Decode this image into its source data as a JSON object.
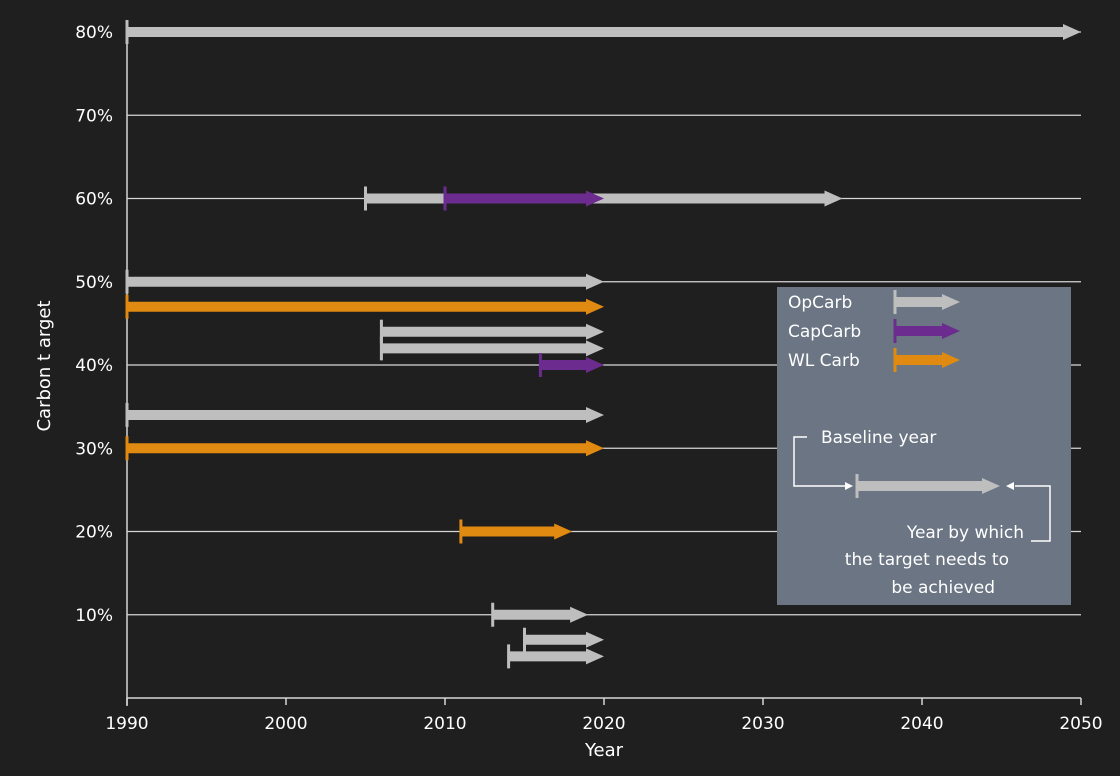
{
  "chart_data": {
    "type": "range-arrow",
    "title": "",
    "xlabel": "Year",
    "ylabel": "Carbon t arget",
    "xlim": [
      1990,
      2050
    ],
    "ylim": [
      0,
      80
    ],
    "x_ticks": [
      1990,
      2000,
      2010,
      2020,
      2030,
      2040,
      2050
    ],
    "y_ticks": [
      "10%",
      "20%",
      "30%",
      "40%",
      "50%",
      "60%",
      "70%",
      "80%"
    ],
    "y_tick_values": [
      10,
      20,
      30,
      40,
      50,
      60,
      70,
      80
    ],
    "grid": true,
    "legend_position": "right-middle",
    "colors": {
      "background": "#1f1f1f",
      "grid": "#d6d6d6",
      "OpCarb": "#bebebe",
      "CapCarb": "#6c2b8f",
      "WL Carb": "#e08a12",
      "legend_box": "#6b7583"
    },
    "series": [
      {
        "name": "OpCarb",
        "color": "#bebebe"
      },
      {
        "name": "CapCarb",
        "color": "#6c2b8f"
      },
      {
        "name": "WL Carb",
        "color": "#e08a12"
      }
    ],
    "targets": [
      {
        "series": "OpCarb",
        "target": 80,
        "baseline": 1990,
        "end": 2050
      },
      {
        "series": "OpCarb",
        "target": 60,
        "baseline": 2005,
        "end": 2035
      },
      {
        "series": "CapCarb",
        "target": 60,
        "baseline": 2010,
        "end": 2020
      },
      {
        "series": "OpCarb",
        "target": 50,
        "baseline": 1990,
        "end": 2020
      },
      {
        "series": "WL Carb",
        "target": 47,
        "baseline": 1990,
        "end": 2020
      },
      {
        "series": "OpCarb",
        "target": 44,
        "baseline": 2006,
        "end": 2020
      },
      {
        "series": "OpCarb",
        "target": 42,
        "baseline": 2006,
        "end": 2020
      },
      {
        "series": "CapCarb",
        "target": 40,
        "baseline": 2016,
        "end": 2020
      },
      {
        "series": "OpCarb",
        "target": 34,
        "baseline": 1990,
        "end": 2020
      },
      {
        "series": "WL Carb",
        "target": 30,
        "baseline": 1990,
        "end": 2020
      },
      {
        "series": "WL Carb",
        "target": 20,
        "baseline": 2011,
        "end": 2018
      },
      {
        "series": "OpCarb",
        "target": 10,
        "baseline": 2013,
        "end": 2019
      },
      {
        "series": "OpCarb",
        "target": 7,
        "baseline": 2015,
        "end": 2020
      },
      {
        "series": "OpCarb",
        "target": 5,
        "baseline": 2014,
        "end": 2020
      }
    ],
    "legend": {
      "baseline_label": "Baseline year",
      "endyear_lines": [
        "Year by which",
        "the target needs to",
        "be achieved"
      ]
    }
  }
}
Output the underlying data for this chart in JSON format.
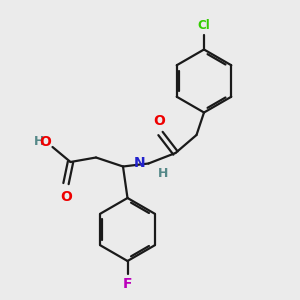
{
  "background_color": "#ebebeb",
  "bond_color": "#1a1a1a",
  "O_color": "#ee0000",
  "N_color": "#2222cc",
  "Cl_color": "#33cc00",
  "F_color": "#bb00bb",
  "H_color": "#558888",
  "line_width": 1.6,
  "figsize": [
    3.0,
    3.0
  ],
  "dpi": 100,
  "xlim": [
    0,
    10
  ],
  "ylim": [
    0,
    10
  ]
}
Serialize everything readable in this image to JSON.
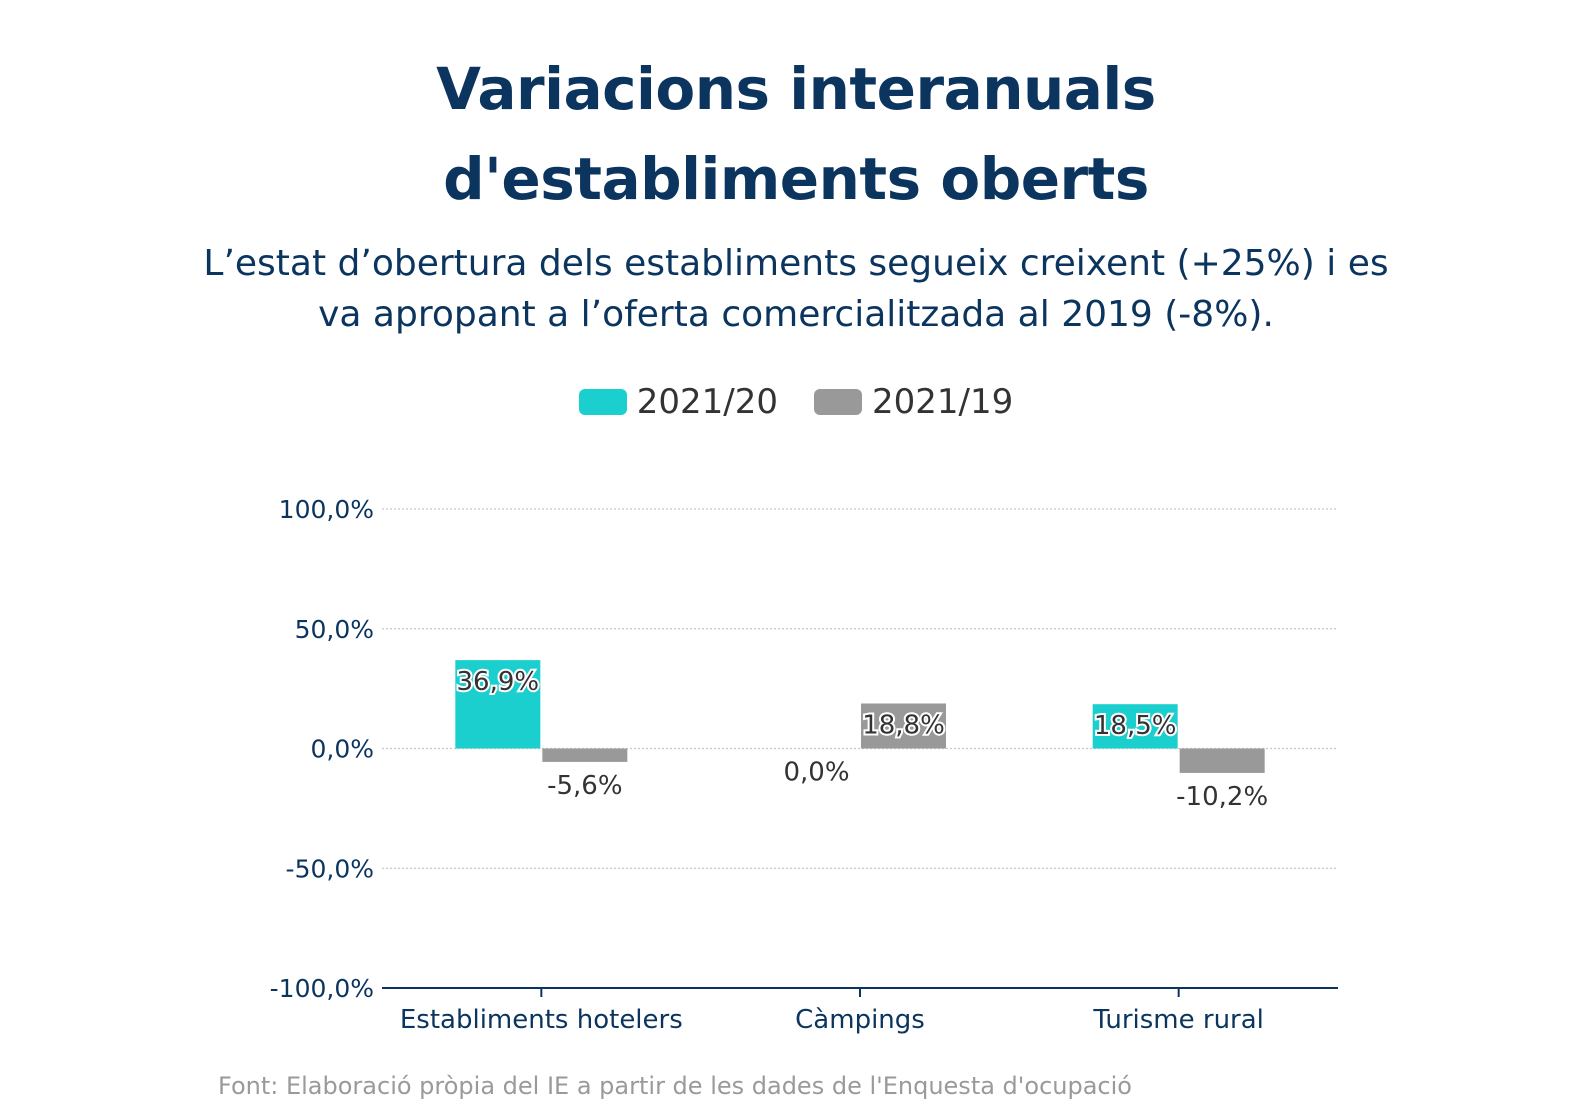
{
  "chart_data": {
    "type": "bar",
    "title": "Variacions interanuals d'establiments oberts",
    "subtitle": "L’estat d’obertura dels establiments segueix creixent (+25%) i es va apropant a l’oferta comercialitzada al 2019 (-8%).",
    "categories": [
      "Establiments hotelers",
      "Càmpings",
      "Turisme rural"
    ],
    "series": [
      {
        "name": "2021/20",
        "color": "#1ccfcf",
        "values": [
          36.9,
          0.0,
          18.5
        ],
        "labels": [
          "36,9%",
          "0,0%",
          "18,5%"
        ]
      },
      {
        "name": "2021/19",
        "color": "#999999",
        "values": [
          -5.6,
          18.8,
          -10.2
        ],
        "labels": [
          "-5,6%",
          "18,8%",
          "-10,2%"
        ]
      }
    ],
    "yticks": [
      100,
      50,
      0,
      -50,
      -100
    ],
    "ytick_labels": [
      "100,0%",
      "50,0%",
      "0,0%",
      "-50,0%",
      "-100,0%"
    ],
    "ylim": [
      -100,
      100
    ],
    "grid": true,
    "legend_position": "top-center",
    "xlabel": "",
    "ylabel": ""
  },
  "source_text": "Font: Elaboració pròpia del IE a partir de les dades de l'Enquesta d'ocupació"
}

════════

> **STATED TASK**
Using the listing above, pick out each line that contains the word "this", then copy it.

> **THE REPLY**
Decode this image into its source data as a JSON object.
Output the underlying data for this chart in JSON format.
Serialize everything readable in this image to JSON.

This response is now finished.